PROVIDED ENTRIES =
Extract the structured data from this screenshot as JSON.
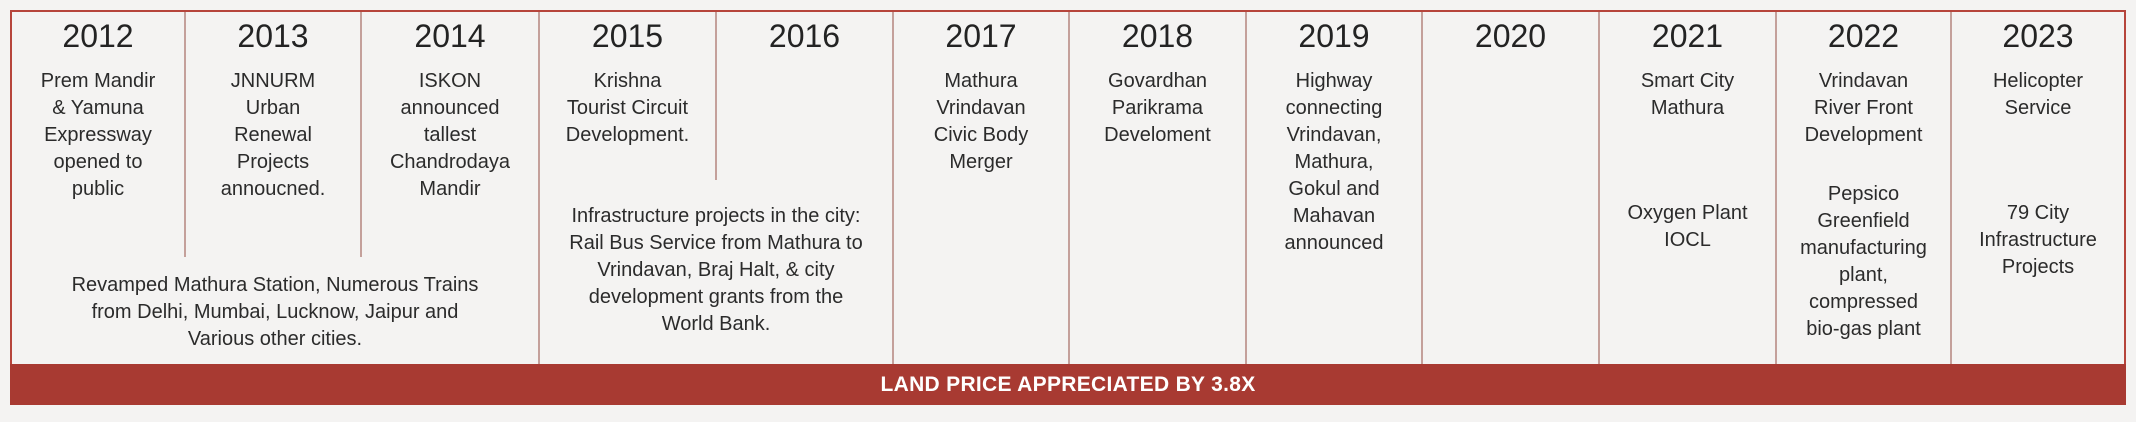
{
  "years": [
    "2012",
    "2013",
    "2014",
    "2015",
    "2016",
    "2017",
    "2018",
    "2019",
    "2020",
    "2021",
    "2022",
    "2023"
  ],
  "events": {
    "y2012": "Prem Mandir\n& Yamuna\nExpressway\nopened to\npublic",
    "y2013": "JNNURM\nUrban\nRenewal\nProjects\nannoucned.",
    "y2014": "ISKON\nannounced\ntallest\nChandrodaya\nMandir",
    "y2015": "Krishna\nTourist Circuit\nDevelopment.",
    "y2017": "Mathura\nVrindavan\nCivic Body\nMerger",
    "y2018": "Govardhan\nParikrama\nDeveloment",
    "y2019": "Highway\nconnecting\nVrindavan,\nMathura,\nGokul and\nMahavan\nannounced",
    "y2021a": "Smart City\nMathura",
    "y2021b": "Oxygen Plant\nIOCL",
    "y2022a": "Vrindavan\nRiver Front\nDevelopment",
    "y2022b": "Pepsico\nGreenfield\nmanufacturing\nplant,\ncompressed\nbio-gas plant",
    "y2023a": "Helicopter\nService",
    "y2023b": "79 City\nInfrastructure\nProjects",
    "span_2012_2014": "Revamped Mathura Station, Numerous Trains\nfrom Delhi, Mumbai, Lucknow, Jaipur and\nVarious other cities.",
    "span_2015_2016": "Infrastructure projects in the city:\nRail Bus Service from Mathura to\nVrindavan, Braj Halt, & city\ndevelopment grants from the\nWorld Bank."
  },
  "footer_banner": "LAND PRICE APPRECIATED BY 3.8X",
  "colors": {
    "accent": "#a83a32",
    "divider": "#c4a09b",
    "background": "#f4f3f2"
  }
}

WHAT IS ASKED =
Omit every picture, then reproduce the rest of the listing exactly.

EXERCISE ANSWER =
Extract the structured data from this screenshot as JSON.
{
  "years": [
    "2012",
    "2013",
    "2014",
    "2015",
    "2016",
    "2017",
    "2018",
    "2019",
    "2020",
    "2021",
    "2022",
    "2023"
  ],
  "events": {
    "y2012": "Prem Mandir\n& Yamuna\nExpressway\nopened to\npublic",
    "y2013": "JNNURM\nUrban\nRenewal\nProjects\nannoucned.",
    "y2014": "ISKON\nannounced\ntallest\nChandrodaya\nMandir",
    "y2015": "Krishna\nTourist Circuit\nDevelopment.",
    "y2017": "Mathura\nVrindavan\nCivic Body\nMerger",
    "y2018": "Govardhan\nParikrama\nDeveloment",
    "y2019": "Highway\nconnecting\nVrindavan,\nMathura,\nGokul and\nMahavan\nannounced",
    "y2021a": "Smart City\nMathura",
    "y2021b": "Oxygen Plant\nIOCL",
    "y2022a": "Vrindavan\nRiver Front\nDevelopment",
    "y2022b": "Pepsico\nGreenfield\nmanufacturing\nplant,\ncompressed\nbio-gas plant",
    "y2023a": "Helicopter\nService",
    "y2023b": "79 City\nInfrastructure\nProjects",
    "span_2012_2014": "Revamped Mathura Station, Numerous Trains\nfrom Delhi, Mumbai, Lucknow, Jaipur and\nVarious other cities.",
    "span_2015_2016": "Infrastructure projects in the city:\nRail Bus Service from Mathura to\nVrindavan, Braj Halt, & city\ndevelopment grants from the\nWorld Bank."
  },
  "footer_banner": "LAND PRICE APPRECIATED BY 3.8X",
  "colors": {
    "accent": "#a83a32",
    "divider": "#c4a09b",
    "background": "#f4f3f2"
  }
}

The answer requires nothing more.